-- begin SOURCE DATA --

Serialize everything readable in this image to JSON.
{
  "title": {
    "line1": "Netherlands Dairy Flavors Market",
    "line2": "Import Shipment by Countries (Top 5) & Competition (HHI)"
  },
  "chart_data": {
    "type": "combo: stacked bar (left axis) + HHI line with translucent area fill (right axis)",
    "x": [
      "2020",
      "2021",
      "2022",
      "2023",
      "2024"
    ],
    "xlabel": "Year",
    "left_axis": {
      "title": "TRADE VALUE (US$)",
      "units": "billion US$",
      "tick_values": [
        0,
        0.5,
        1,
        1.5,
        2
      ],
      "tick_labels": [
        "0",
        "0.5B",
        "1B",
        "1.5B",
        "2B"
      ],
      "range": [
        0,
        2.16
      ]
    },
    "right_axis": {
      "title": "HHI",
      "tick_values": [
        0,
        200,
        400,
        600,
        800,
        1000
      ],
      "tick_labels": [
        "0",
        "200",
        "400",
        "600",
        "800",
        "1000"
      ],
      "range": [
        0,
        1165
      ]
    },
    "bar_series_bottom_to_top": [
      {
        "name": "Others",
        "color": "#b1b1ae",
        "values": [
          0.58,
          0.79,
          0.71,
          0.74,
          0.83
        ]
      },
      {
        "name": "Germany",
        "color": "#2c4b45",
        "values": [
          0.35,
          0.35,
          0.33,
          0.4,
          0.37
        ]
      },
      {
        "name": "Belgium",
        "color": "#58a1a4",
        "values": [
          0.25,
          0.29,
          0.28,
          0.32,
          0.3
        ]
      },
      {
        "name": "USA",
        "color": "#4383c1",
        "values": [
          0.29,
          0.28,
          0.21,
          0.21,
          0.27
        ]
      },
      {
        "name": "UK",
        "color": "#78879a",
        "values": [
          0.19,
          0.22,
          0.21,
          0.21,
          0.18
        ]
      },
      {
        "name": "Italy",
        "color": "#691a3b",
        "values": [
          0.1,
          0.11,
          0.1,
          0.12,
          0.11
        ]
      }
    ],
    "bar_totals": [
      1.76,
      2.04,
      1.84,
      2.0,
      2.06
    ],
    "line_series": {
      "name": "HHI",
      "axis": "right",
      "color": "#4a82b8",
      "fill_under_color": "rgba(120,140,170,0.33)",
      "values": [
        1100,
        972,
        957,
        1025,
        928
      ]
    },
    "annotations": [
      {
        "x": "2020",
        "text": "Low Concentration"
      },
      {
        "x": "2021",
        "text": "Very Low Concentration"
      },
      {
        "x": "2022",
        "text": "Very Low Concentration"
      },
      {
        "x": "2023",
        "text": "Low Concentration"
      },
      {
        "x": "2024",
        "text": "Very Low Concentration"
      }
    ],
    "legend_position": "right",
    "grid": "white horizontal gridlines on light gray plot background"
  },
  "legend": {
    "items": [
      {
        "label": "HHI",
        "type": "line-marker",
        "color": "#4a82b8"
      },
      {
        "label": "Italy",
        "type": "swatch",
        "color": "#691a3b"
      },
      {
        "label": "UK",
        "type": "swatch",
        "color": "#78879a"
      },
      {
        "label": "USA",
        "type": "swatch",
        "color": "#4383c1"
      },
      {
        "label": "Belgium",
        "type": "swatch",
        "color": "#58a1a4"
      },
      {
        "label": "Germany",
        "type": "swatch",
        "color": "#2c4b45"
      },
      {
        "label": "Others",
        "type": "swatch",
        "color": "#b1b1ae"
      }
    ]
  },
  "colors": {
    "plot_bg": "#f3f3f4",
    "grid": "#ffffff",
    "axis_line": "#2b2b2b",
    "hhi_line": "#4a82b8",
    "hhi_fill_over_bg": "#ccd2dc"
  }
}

-- end SOURCE DATA --

# GIVEN REQUEST
Output the records exactly, including every line.

# ANSWER TO THE TASK
Serialize everything readable in this image to JSON.
{
  "title": {
    "line1": "Netherlands Dairy Flavors Market",
    "line2": "Import Shipment by Countries (Top 5) & Competition (HHI)"
  },
  "chart_data": {
    "type": "combo: stacked bar (left axis) + HHI line with translucent area fill (right axis)",
    "x": [
      "2020",
      "2021",
      "2022",
      "2023",
      "2024"
    ],
    "xlabel": "Year",
    "left_axis": {
      "title": "TRADE VALUE (US$)",
      "units": "billion US$",
      "tick_values": [
        0,
        0.5,
        1,
        1.5,
        2
      ],
      "tick_labels": [
        "0",
        "0.5B",
        "1B",
        "1.5B",
        "2B"
      ],
      "range": [
        0,
        2.16
      ]
    },
    "right_axis": {
      "title": "HHI",
      "tick_values": [
        0,
        200,
        400,
        600,
        800,
        1000
      ],
      "tick_labels": [
        "0",
        "200",
        "400",
        "600",
        "800",
        "1000"
      ],
      "range": [
        0,
        1165
      ]
    },
    "bar_series_bottom_to_top": [
      {
        "name": "Others",
        "color": "#b1b1ae",
        "values": [
          0.58,
          0.79,
          0.71,
          0.74,
          0.83
        ]
      },
      {
        "name": "Germany",
        "color": "#2c4b45",
        "values": [
          0.35,
          0.35,
          0.33,
          0.4,
          0.37
        ]
      },
      {
        "name": "Belgium",
        "color": "#58a1a4",
        "values": [
          0.25,
          0.29,
          0.28,
          0.32,
          0.3
        ]
      },
      {
        "name": "USA",
        "color": "#4383c1",
        "values": [
          0.29,
          0.28,
          0.21,
          0.21,
          0.27
        ]
      },
      {
        "name": "UK",
        "color": "#78879a",
        "values": [
          0.19,
          0.22,
          0.21,
          0.21,
          0.18
        ]
      },
      {
        "name": "Italy",
        "color": "#691a3b",
        "values": [
          0.1,
          0.11,
          0.1,
          0.12,
          0.11
        ]
      }
    ],
    "bar_totals": [
      1.76,
      2.04,
      1.84,
      2.0,
      2.06
    ],
    "line_series": {
      "name": "HHI",
      "axis": "right",
      "color": "#4a82b8",
      "fill_under_color": "rgba(120,140,170,0.33)",
      "values": [
        1100,
        972,
        957,
        1025,
        928
      ]
    },
    "annotations": [
      {
        "x": "2020",
        "text": "Low Concentration"
      },
      {
        "x": "2021",
        "text": "Very Low Concentration"
      },
      {
        "x": "2022",
        "text": "Very Low Concentration"
      },
      {
        "x": "2023",
        "text": "Low Concentration"
      },
      {
        "x": "2024",
        "text": "Very Low Concentration"
      }
    ],
    "legend_position": "right",
    "grid": "white horizontal gridlines on light gray plot background"
  },
  "legend": {
    "items": [
      {
        "label": "HHI",
        "type": "line-marker",
        "color": "#4a82b8"
      },
      {
        "label": "Italy",
        "type": "swatch",
        "color": "#691a3b"
      },
      {
        "label": "UK",
        "type": "swatch",
        "color": "#78879a"
      },
      {
        "label": "USA",
        "type": "swatch",
        "color": "#4383c1"
      },
      {
        "label": "Belgium",
        "type": "swatch",
        "color": "#58a1a4"
      },
      {
        "label": "Germany",
        "type": "swatch",
        "color": "#2c4b45"
      },
      {
        "label": "Others",
        "type": "swatch",
        "color": "#b1b1ae"
      }
    ]
  },
  "colors": {
    "plot_bg": "#f3f3f4",
    "grid": "#ffffff",
    "axis_line": "#2b2b2b",
    "hhi_line": "#4a82b8",
    "hhi_fill_over_bg": "#ccd2dc"
  }
}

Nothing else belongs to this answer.